Input records
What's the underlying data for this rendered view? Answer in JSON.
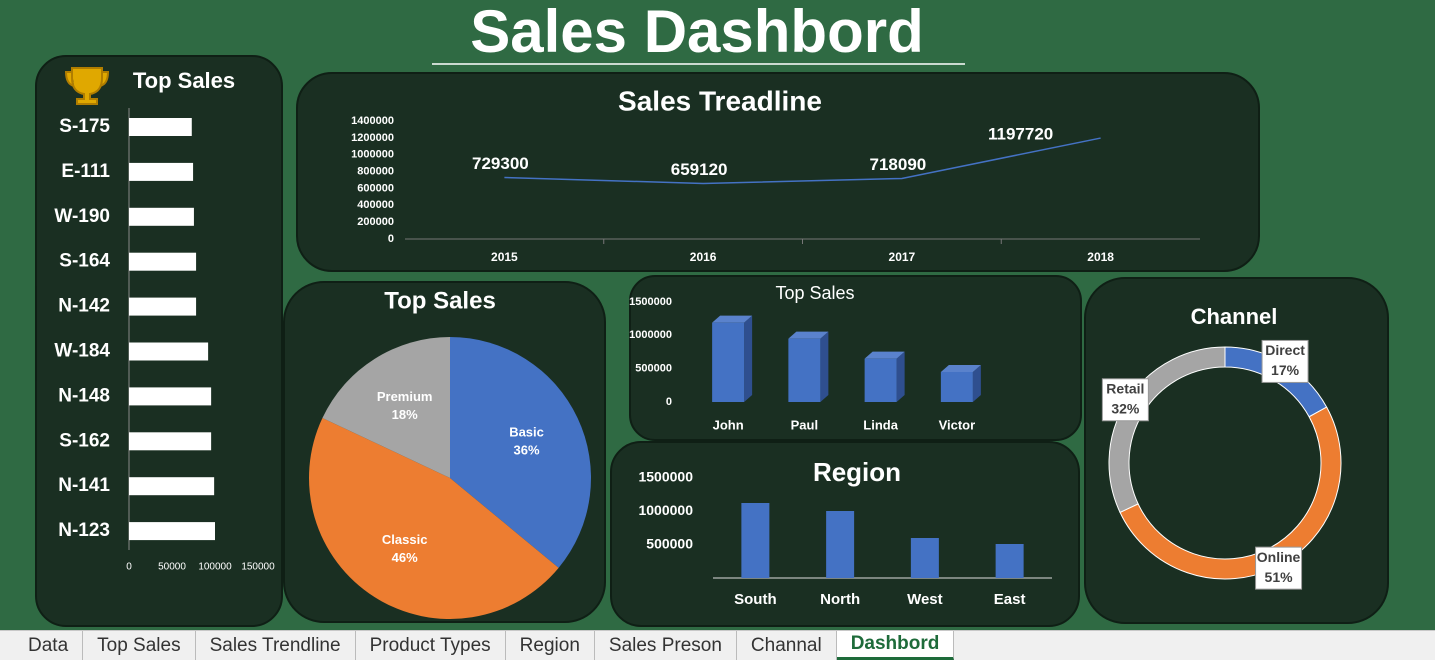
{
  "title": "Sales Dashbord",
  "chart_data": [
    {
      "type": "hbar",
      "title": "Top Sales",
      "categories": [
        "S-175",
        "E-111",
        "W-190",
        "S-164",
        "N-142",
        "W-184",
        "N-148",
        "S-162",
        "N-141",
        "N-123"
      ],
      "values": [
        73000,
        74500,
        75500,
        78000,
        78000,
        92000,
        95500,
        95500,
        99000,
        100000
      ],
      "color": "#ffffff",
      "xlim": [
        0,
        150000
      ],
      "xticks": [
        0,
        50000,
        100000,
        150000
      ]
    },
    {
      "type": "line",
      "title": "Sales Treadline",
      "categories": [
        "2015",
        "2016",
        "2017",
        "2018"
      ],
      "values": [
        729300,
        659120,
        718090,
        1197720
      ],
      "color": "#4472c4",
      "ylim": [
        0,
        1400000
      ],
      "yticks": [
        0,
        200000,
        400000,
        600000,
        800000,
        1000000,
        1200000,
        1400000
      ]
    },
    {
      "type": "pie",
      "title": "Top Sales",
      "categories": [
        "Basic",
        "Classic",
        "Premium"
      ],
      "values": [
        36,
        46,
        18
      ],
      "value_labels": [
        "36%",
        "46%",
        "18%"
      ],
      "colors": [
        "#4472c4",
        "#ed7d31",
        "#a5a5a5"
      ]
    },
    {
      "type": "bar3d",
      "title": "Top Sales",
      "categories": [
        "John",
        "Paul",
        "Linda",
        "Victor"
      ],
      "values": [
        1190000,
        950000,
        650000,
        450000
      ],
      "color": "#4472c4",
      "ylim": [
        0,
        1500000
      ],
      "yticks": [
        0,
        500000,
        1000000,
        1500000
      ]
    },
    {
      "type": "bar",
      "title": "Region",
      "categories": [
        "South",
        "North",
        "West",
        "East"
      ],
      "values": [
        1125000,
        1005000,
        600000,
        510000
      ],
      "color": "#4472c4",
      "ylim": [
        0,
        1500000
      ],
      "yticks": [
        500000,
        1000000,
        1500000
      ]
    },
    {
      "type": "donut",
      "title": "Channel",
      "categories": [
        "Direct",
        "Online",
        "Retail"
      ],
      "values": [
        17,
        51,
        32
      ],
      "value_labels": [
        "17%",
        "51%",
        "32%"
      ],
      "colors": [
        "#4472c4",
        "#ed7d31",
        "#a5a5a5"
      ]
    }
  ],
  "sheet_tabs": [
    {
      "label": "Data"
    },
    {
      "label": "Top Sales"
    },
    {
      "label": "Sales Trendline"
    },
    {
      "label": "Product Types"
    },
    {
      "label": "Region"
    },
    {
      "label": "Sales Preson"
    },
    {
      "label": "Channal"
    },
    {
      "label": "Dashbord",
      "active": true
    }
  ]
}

To do
Print out every entry above without changing a word, and leave out the pictures.

Problem solution
What's the underlying data for this rendered view? Answer in JSON.
{
  "title": "Sales Dashbord",
  "chart_data": [
    {
      "type": "hbar",
      "title": "Top Sales",
      "categories": [
        "S-175",
        "E-111",
        "W-190",
        "S-164",
        "N-142",
        "W-184",
        "N-148",
        "S-162",
        "N-141",
        "N-123"
      ],
      "values": [
        73000,
        74500,
        75500,
        78000,
        78000,
        92000,
        95500,
        95500,
        99000,
        100000
      ],
      "color": "#ffffff",
      "xlim": [
        0,
        150000
      ],
      "xticks": [
        0,
        50000,
        100000,
        150000
      ]
    },
    {
      "type": "line",
      "title": "Sales Treadline",
      "categories": [
        "2015",
        "2016",
        "2017",
        "2018"
      ],
      "values": [
        729300,
        659120,
        718090,
        1197720
      ],
      "color": "#4472c4",
      "ylim": [
        0,
        1400000
      ],
      "yticks": [
        0,
        200000,
        400000,
        600000,
        800000,
        1000000,
        1200000,
        1400000
      ]
    },
    {
      "type": "pie",
      "title": "Top Sales",
      "categories": [
        "Basic",
        "Classic",
        "Premium"
      ],
      "values": [
        36,
        46,
        18
      ],
      "value_labels": [
        "36%",
        "46%",
        "18%"
      ],
      "colors": [
        "#4472c4",
        "#ed7d31",
        "#a5a5a5"
      ]
    },
    {
      "type": "bar3d",
      "title": "Top Sales",
      "categories": [
        "John",
        "Paul",
        "Linda",
        "Victor"
      ],
      "values": [
        1190000,
        950000,
        650000,
        450000
      ],
      "color": "#4472c4",
      "ylim": [
        0,
        1500000
      ],
      "yticks": [
        0,
        500000,
        1000000,
        1500000
      ]
    },
    {
      "type": "bar",
      "title": "Region",
      "categories": [
        "South",
        "North",
        "West",
        "East"
      ],
      "values": [
        1125000,
        1005000,
        600000,
        510000
      ],
      "color": "#4472c4",
      "ylim": [
        0,
        1500000
      ],
      "yticks": [
        500000,
        1000000,
        1500000
      ]
    },
    {
      "type": "donut",
      "title": "Channel",
      "categories": [
        "Direct",
        "Online",
        "Retail"
      ],
      "values": [
        17,
        51,
        32
      ],
      "value_labels": [
        "17%",
        "51%",
        "32%"
      ],
      "colors": [
        "#4472c4",
        "#ed7d31",
        "#a5a5a5"
      ]
    }
  ],
  "sheet_tabs": [
    {
      "label": "Data"
    },
    {
      "label": "Top Sales"
    },
    {
      "label": "Sales Trendline"
    },
    {
      "label": "Product Types"
    },
    {
      "label": "Region"
    },
    {
      "label": "Sales Preson"
    },
    {
      "label": "Channal"
    },
    {
      "label": "Dashbord",
      "active": true
    }
  ]
}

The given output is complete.